Aim of the exercise. Track down the lines that contain "this" and copy them.

## Start Data excerpts

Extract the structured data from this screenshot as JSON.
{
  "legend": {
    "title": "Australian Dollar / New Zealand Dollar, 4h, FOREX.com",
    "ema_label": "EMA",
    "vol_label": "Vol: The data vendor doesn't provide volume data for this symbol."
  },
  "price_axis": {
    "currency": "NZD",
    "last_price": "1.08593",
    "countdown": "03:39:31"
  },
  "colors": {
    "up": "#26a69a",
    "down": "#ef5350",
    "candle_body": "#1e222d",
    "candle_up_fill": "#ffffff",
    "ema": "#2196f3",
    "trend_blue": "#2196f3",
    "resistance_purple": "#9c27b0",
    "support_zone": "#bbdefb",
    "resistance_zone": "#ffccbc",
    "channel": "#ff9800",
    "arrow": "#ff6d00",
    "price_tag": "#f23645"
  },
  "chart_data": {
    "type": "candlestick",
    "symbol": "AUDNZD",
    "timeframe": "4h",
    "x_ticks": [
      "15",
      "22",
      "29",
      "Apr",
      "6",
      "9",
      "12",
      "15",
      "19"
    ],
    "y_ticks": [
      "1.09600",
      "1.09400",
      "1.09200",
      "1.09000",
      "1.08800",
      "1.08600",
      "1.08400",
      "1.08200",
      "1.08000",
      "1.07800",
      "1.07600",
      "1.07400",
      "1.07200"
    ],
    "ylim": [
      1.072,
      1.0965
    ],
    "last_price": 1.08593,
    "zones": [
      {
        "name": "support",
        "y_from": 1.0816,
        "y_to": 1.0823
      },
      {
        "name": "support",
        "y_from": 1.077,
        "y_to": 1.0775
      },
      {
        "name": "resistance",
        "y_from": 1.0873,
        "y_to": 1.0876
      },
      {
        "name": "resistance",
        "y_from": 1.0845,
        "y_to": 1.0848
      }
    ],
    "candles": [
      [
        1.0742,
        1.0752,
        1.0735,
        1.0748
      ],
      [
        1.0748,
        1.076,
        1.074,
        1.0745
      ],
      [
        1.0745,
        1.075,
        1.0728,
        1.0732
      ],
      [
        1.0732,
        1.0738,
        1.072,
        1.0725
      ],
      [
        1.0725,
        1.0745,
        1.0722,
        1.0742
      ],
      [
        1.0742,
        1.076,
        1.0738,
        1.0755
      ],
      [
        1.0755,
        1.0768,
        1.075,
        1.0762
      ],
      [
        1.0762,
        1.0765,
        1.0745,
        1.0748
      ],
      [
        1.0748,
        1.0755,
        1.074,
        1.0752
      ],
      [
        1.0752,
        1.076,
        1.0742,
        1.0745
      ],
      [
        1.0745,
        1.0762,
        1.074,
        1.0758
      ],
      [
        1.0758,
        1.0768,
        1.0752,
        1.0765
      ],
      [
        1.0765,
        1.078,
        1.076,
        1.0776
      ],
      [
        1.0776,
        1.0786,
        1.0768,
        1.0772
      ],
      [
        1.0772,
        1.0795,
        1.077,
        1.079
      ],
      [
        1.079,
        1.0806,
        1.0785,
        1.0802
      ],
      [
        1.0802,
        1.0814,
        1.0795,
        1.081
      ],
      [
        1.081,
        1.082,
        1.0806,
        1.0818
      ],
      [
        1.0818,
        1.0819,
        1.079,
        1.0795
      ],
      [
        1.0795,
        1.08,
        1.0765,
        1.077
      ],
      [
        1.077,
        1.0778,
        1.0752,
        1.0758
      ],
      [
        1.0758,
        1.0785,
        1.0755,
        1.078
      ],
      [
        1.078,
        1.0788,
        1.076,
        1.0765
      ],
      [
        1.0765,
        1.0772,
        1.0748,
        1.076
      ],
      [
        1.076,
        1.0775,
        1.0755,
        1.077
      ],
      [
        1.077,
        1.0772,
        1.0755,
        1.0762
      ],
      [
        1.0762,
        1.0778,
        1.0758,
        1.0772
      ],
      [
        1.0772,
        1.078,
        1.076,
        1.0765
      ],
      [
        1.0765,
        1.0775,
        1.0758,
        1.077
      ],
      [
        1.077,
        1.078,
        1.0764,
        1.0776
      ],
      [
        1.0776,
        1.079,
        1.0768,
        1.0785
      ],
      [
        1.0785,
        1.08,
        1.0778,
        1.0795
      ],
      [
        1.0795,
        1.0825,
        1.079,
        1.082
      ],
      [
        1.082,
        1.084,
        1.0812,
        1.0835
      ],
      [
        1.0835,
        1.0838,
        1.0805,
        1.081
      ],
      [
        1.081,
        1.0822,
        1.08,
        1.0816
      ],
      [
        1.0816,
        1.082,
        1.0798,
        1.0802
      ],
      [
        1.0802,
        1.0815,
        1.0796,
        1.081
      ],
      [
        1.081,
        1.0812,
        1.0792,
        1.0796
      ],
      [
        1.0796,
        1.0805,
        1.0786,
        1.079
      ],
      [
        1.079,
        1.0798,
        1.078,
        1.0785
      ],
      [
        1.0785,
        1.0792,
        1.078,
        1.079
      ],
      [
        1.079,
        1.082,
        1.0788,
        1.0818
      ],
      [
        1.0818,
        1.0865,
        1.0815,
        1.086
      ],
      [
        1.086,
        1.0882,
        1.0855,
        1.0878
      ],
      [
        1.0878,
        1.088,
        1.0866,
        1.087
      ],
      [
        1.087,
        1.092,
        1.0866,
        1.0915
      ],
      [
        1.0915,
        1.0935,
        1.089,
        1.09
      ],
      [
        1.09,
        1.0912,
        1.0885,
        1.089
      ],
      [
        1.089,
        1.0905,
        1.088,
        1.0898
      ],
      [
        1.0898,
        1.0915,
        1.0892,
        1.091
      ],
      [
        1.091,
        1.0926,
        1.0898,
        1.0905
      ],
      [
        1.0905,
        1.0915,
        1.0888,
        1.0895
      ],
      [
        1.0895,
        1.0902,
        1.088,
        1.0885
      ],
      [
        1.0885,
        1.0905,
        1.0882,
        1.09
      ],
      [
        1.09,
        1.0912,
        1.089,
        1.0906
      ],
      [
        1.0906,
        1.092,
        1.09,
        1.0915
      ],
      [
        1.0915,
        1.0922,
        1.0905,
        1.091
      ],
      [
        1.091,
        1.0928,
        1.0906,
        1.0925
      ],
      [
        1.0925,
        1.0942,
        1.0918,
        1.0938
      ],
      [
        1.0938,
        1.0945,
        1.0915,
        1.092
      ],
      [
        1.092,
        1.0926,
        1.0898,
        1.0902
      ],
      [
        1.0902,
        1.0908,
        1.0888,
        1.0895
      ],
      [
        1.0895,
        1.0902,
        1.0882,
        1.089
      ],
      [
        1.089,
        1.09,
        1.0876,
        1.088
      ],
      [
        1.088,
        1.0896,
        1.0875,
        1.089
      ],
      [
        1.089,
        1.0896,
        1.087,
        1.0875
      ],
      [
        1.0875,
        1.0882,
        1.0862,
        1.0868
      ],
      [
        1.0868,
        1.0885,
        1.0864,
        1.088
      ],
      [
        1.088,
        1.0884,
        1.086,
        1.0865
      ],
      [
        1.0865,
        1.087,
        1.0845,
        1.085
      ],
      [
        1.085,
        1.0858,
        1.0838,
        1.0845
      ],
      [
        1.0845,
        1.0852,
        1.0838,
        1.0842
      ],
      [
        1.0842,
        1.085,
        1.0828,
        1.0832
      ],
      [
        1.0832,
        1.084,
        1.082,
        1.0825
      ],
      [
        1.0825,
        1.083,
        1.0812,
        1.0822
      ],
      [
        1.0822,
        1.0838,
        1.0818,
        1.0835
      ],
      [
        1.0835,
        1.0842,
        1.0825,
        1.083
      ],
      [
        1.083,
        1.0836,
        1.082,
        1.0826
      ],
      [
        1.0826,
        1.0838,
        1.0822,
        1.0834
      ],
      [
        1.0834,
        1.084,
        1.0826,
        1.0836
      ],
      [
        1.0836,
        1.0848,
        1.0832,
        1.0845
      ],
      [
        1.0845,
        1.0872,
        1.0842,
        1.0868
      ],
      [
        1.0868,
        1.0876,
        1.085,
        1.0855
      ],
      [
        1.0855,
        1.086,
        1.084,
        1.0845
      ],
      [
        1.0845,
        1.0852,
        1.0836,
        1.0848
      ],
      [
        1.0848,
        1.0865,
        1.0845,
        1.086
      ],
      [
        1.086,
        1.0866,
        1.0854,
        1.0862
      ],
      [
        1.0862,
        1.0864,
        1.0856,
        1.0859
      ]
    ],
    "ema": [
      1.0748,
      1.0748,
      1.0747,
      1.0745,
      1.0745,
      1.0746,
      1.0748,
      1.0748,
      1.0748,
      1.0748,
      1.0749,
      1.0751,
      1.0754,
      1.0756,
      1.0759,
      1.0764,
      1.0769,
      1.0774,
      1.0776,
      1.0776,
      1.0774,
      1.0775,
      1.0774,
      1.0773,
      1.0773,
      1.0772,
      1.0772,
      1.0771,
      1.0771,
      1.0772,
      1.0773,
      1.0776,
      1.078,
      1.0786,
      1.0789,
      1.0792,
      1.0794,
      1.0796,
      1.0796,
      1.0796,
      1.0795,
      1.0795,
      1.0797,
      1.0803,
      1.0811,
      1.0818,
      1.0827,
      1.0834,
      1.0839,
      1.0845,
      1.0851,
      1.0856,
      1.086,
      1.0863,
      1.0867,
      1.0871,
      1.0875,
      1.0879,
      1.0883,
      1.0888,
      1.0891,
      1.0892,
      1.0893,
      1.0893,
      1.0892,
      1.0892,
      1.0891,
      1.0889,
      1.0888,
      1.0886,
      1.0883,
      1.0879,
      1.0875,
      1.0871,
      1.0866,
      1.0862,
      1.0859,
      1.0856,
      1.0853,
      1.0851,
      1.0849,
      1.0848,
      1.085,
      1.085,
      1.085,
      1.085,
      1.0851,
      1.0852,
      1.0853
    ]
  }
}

## End Data excerpts

Exercise output.
Extract the structured data from this screenshot as JSON.
    "vol_label": "Vol: The data vendor doesn't provide volume data for this symbol."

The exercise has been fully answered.